[Records provided]
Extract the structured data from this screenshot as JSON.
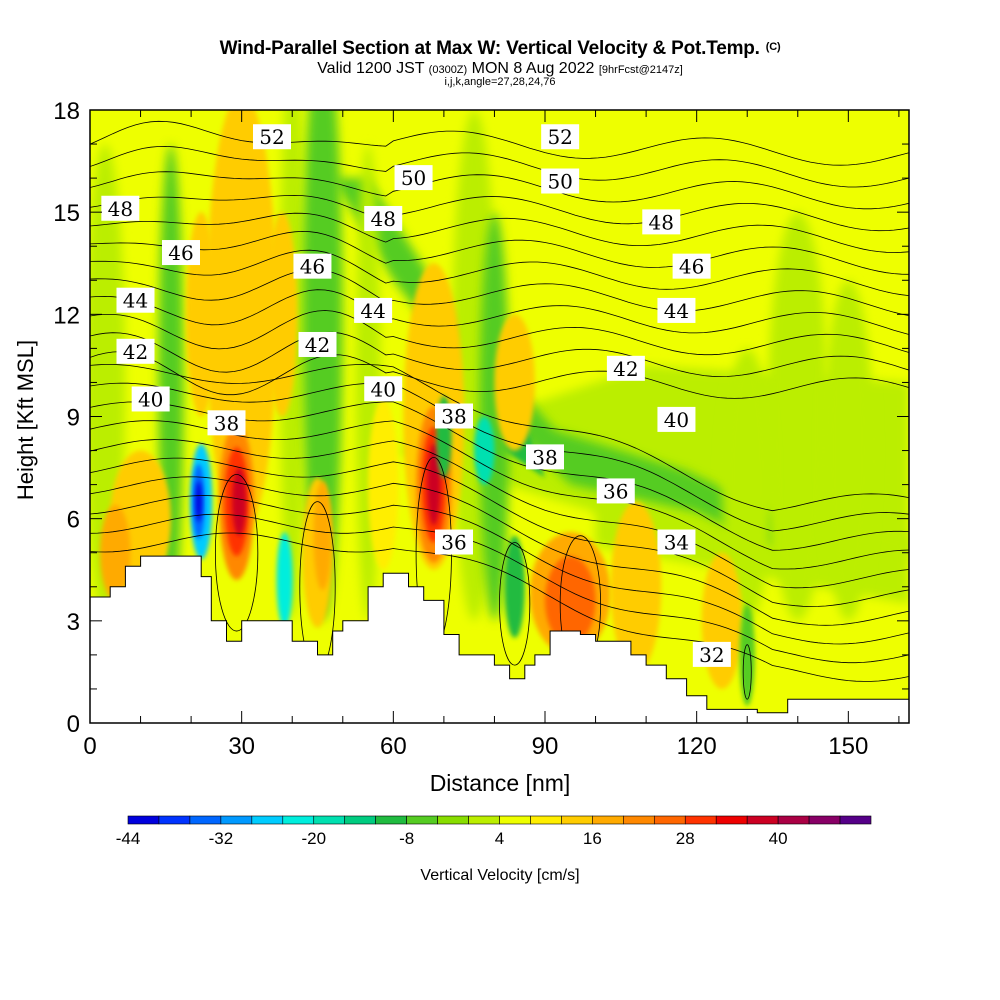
{
  "title": {
    "main": "Wind-Parallel Section at Max W: Vertical Velocity & Pot.Temp.",
    "copyright": "(C)",
    "valid_prefix": "Valid 1200 JST",
    "valid_utc": "(0300Z)",
    "valid_date": "MON 8 Aug 2022",
    "forecast": "[9hrFcst@2147z]",
    "indices": "i,j,k,angle=27,28,24,76"
  },
  "chart_data": {
    "type": "heatmap",
    "xlabel": "Distance [nm]",
    "ylabel": "Height [Kft MSL]",
    "xlim": [
      0,
      162
    ],
    "ylim": [
      0,
      18
    ],
    "xticks": [
      0,
      30,
      60,
      90,
      120,
      150
    ],
    "yticks": [
      0,
      3,
      6,
      9,
      12,
      15,
      18
    ],
    "colorbar": {
      "label": "Vertical Velocity [cm/s]",
      "tick_labels": [
        -44,
        -32,
        -20,
        -8,
        4,
        16,
        28,
        40
      ],
      "levels": [
        -44,
        -40,
        -36,
        -32,
        -28,
        -24,
        -20,
        -16,
        -12,
        -8,
        -4,
        0,
        4,
        8,
        12,
        16,
        20,
        24,
        28,
        32,
        36,
        40,
        44,
        48
      ],
      "colors": [
        "#0000dd",
        "#0033ff",
        "#0066ff",
        "#0099ff",
        "#00ccff",
        "#00eedd",
        "#00e0b0",
        "#00cc80",
        "#20bb40",
        "#55cc22",
        "#88dd00",
        "#bbee00",
        "#eeff00",
        "#ffee00",
        "#ffcc00",
        "#ffaa00",
        "#ff8800",
        "#ff6600",
        "#ff3300",
        "#ee0000",
        "#cc0022",
        "#aa0044",
        "#880066",
        "#550088"
      ]
    },
    "terrain_profile_kft": [
      [
        0,
        3.7
      ],
      [
        4,
        4.0
      ],
      [
        7,
        4.6
      ],
      [
        10,
        4.9
      ],
      [
        22,
        4.3
      ],
      [
        24,
        3.0
      ],
      [
        27,
        2.4
      ],
      [
        30,
        3.0
      ],
      [
        40,
        2.4
      ],
      [
        45,
        2.0
      ],
      [
        48,
        2.7
      ],
      [
        50,
        3.0
      ],
      [
        55,
        4.0
      ],
      [
        58,
        4.4
      ],
      [
        63,
        4.0
      ],
      [
        66,
        3.6
      ],
      [
        70,
        2.6
      ],
      [
        73,
        2.0
      ],
      [
        80,
        1.7
      ],
      [
        83,
        1.3
      ],
      [
        86,
        1.7
      ],
      [
        88,
        2.0
      ],
      [
        91,
        2.7
      ],
      [
        97,
        2.6
      ],
      [
        100,
        2.4
      ],
      [
        107,
        2.0
      ],
      [
        110,
        1.7
      ],
      [
        114,
        1.3
      ],
      [
        118,
        0.8
      ],
      [
        122,
        0.4
      ],
      [
        125,
        0.4
      ],
      [
        132,
        0.3
      ],
      [
        138,
        0.7
      ],
      [
        162,
        0.7
      ]
    ],
    "updraft_maxima": [
      {
        "x_nm": 29,
        "y_kft": 6.5,
        "w_cms": 32
      },
      {
        "x_nm": 68,
        "y_kft": 6.5,
        "w_cms": 32
      },
      {
        "x_nm": 95,
        "y_kft": 3.5,
        "w_cms": 20
      }
    ],
    "downdraft_minima": [
      {
        "x_nm": 22,
        "y_kft": 6.5,
        "w_cms": -40
      },
      {
        "x_nm": 38,
        "y_kft": 4.5,
        "w_cms": -24
      }
    ],
    "theta_contour_labels": [
      {
        "text": "52",
        "x_nm": 36,
        "y_kft": 17.2
      },
      {
        "text": "52",
        "x_nm": 93,
        "y_kft": 17.2
      },
      {
        "text": "50",
        "x_nm": 64,
        "y_kft": 16.0
      },
      {
        "text": "50",
        "x_nm": 93,
        "y_kft": 15.9
      },
      {
        "text": "48",
        "x_nm": 6,
        "y_kft": 15.1
      },
      {
        "text": "48",
        "x_nm": 58,
        "y_kft": 14.8
      },
      {
        "text": "48",
        "x_nm": 113,
        "y_kft": 14.7
      },
      {
        "text": "46",
        "x_nm": 18,
        "y_kft": 13.8
      },
      {
        "text": "46",
        "x_nm": 44,
        "y_kft": 13.4
      },
      {
        "text": "46",
        "x_nm": 119,
        "y_kft": 13.4
      },
      {
        "text": "44",
        "x_nm": 9,
        "y_kft": 12.4
      },
      {
        "text": "44",
        "x_nm": 56,
        "y_kft": 12.1
      },
      {
        "text": "44",
        "x_nm": 116,
        "y_kft": 12.1
      },
      {
        "text": "42",
        "x_nm": 9,
        "y_kft": 10.9
      },
      {
        "text": "42",
        "x_nm": 45,
        "y_kft": 11.1
      },
      {
        "text": "42",
        "x_nm": 106,
        "y_kft": 10.4
      },
      {
        "text": "40",
        "x_nm": 12,
        "y_kft": 9.5
      },
      {
        "text": "40",
        "x_nm": 58,
        "y_kft": 9.8
      },
      {
        "text": "40",
        "x_nm": 116,
        "y_kft": 8.9
      },
      {
        "text": "38",
        "x_nm": 27,
        "y_kft": 8.8
      },
      {
        "text": "38",
        "x_nm": 72,
        "y_kft": 9.0
      },
      {
        "text": "38",
        "x_nm": 90,
        "y_kft": 7.8
      },
      {
        "text": "36",
        "x_nm": 72,
        "y_kft": 5.3
      },
      {
        "text": "36",
        "x_nm": 104,
        "y_kft": 6.8
      },
      {
        "text": "34",
        "x_nm": 116,
        "y_kft": 5.3
      },
      {
        "text": "32",
        "x_nm": 123,
        "y_kft": 2.0
      }
    ]
  }
}
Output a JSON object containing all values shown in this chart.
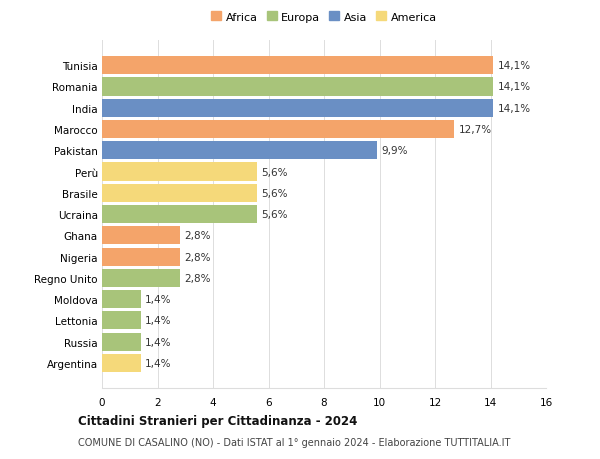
{
  "countries": [
    "Tunisia",
    "Romania",
    "India",
    "Marocco",
    "Pakistan",
    "Perù",
    "Brasile",
    "Ucraina",
    "Ghana",
    "Nigeria",
    "Regno Unito",
    "Moldova",
    "Lettonia",
    "Russia",
    "Argentina"
  ],
  "values": [
    14.1,
    14.1,
    14.1,
    12.7,
    9.9,
    5.6,
    5.6,
    5.6,
    2.8,
    2.8,
    2.8,
    1.4,
    1.4,
    1.4,
    1.4
  ],
  "labels": [
    "14,1%",
    "14,1%",
    "14,1%",
    "12,7%",
    "9,9%",
    "5,6%",
    "5,6%",
    "5,6%",
    "2,8%",
    "2,8%",
    "2,8%",
    "1,4%",
    "1,4%",
    "1,4%",
    "1,4%"
  ],
  "continents": [
    "Africa",
    "Europa",
    "Asia",
    "Africa",
    "Asia",
    "America",
    "America",
    "Europa",
    "Africa",
    "Africa",
    "Europa",
    "Europa",
    "Europa",
    "Europa",
    "America"
  ],
  "colors": {
    "Africa": "#F4A46A",
    "Europa": "#A8C47A",
    "Asia": "#6A8FC4",
    "America": "#F5D97A"
  },
  "legend_order": [
    "Africa",
    "Europa",
    "Asia",
    "America"
  ],
  "title": "Cittadini Stranieri per Cittadinanza - 2024",
  "subtitle": "COMUNE DI CASALINO (NO) - Dati ISTAT al 1° gennaio 2024 - Elaborazione TUTTITALIA.IT",
  "xlim": [
    0,
    16
  ],
  "xticks": [
    0,
    2,
    4,
    6,
    8,
    10,
    12,
    14,
    16
  ],
  "bg_color": "#ffffff",
  "grid_color": "#dddddd"
}
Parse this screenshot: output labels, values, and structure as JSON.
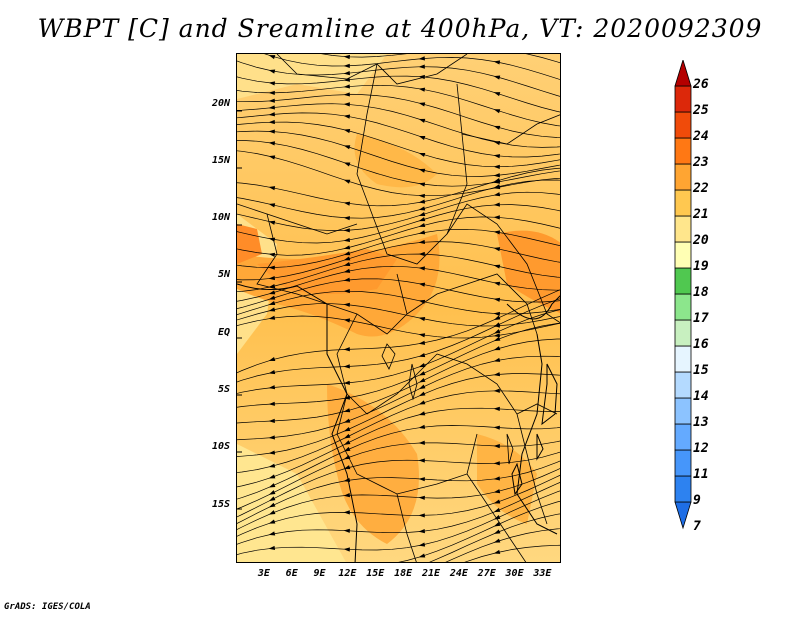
{
  "title": "WBPT [C] and Sreamline at 400hPa, VT: 2020092309",
  "credit": "GrADS: IGES/COLA",
  "map": {
    "lat_labels": [
      "20N",
      "15N",
      "10N",
      "5N",
      "EQ",
      "5S",
      "10S",
      "15S"
    ],
    "lat_values": [
      20,
      15,
      10,
      5,
      0,
      -5,
      -10,
      -15
    ],
    "lon_labels": [
      "3E",
      "6E",
      "9E",
      "12E",
      "15E",
      "18E",
      "21E",
      "24E",
      "27E",
      "30E",
      "33E"
    ],
    "lon_values": [
      3,
      6,
      9,
      12,
      15,
      18,
      21,
      24,
      27,
      30,
      33
    ],
    "lat_range": [
      -20,
      24.5
    ],
    "lon_range": [
      0,
      35
    ]
  },
  "colorbar": {
    "labels": [
      "7",
      "9",
      "11",
      "12",
      "13",
      "14",
      "15",
      "16",
      "17",
      "18",
      "19",
      "20",
      "21",
      "22",
      "23",
      "24",
      "25",
      "26"
    ],
    "colors": [
      "#1e6ee6",
      "#2d82f0",
      "#4696fa",
      "#64aaff",
      "#8cc3ff",
      "#b4daff",
      "#e6f5ff",
      "#c8f0c0",
      "#8ce68c",
      "#50c850",
      "#ffffb4",
      "#ffe68c",
      "#ffc850",
      "#ffa532",
      "#ff7814",
      "#f04b0a",
      "#dc280a",
      "#b40000"
    ]
  }
}
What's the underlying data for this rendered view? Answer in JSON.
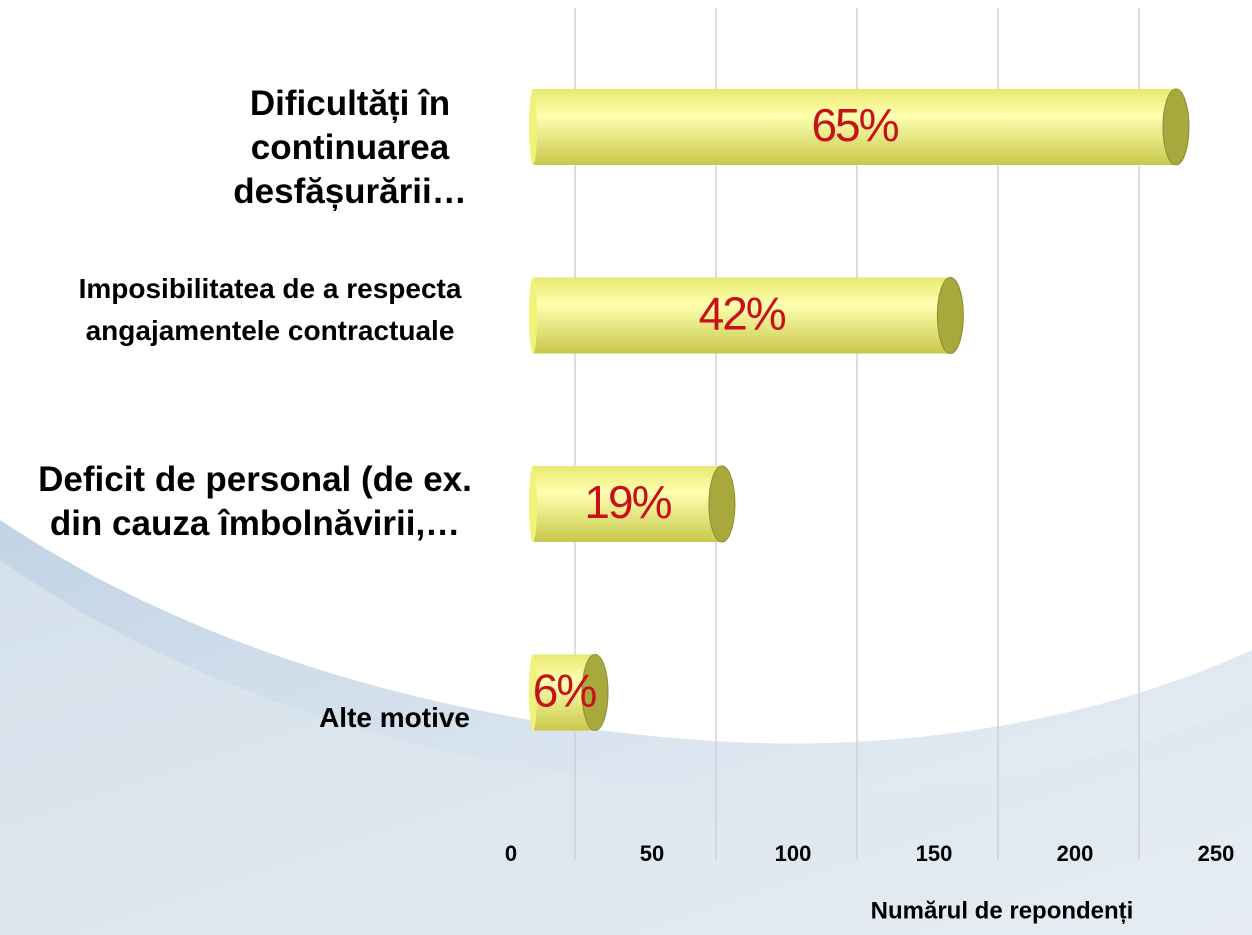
{
  "chart_data": {
    "type": "bar",
    "orientation": "horizontal",
    "categories": [
      "Dificultăți în continuarea desfășurării…",
      "Imposibilitatea de a respecta angajamentele contractuale",
      "Deficit de personal (de ex. din cauza îmbolnăvirii,…",
      "Alte motive"
    ],
    "values": [
      228,
      148,
      67,
      22
    ],
    "data_labels": [
      "65%",
      "42%",
      "19%",
      "6%"
    ],
    "color": "#f2f27a",
    "xlabel": "Numărul de repondenți",
    "xlim": [
      0,
      250
    ],
    "xticks": [
      0,
      50,
      100,
      150,
      200,
      250
    ],
    "grid": true
  }
}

[Exercise description]
Say how many lines in the records hold "this", with the number as the whole reply.

[Exercise answer]
4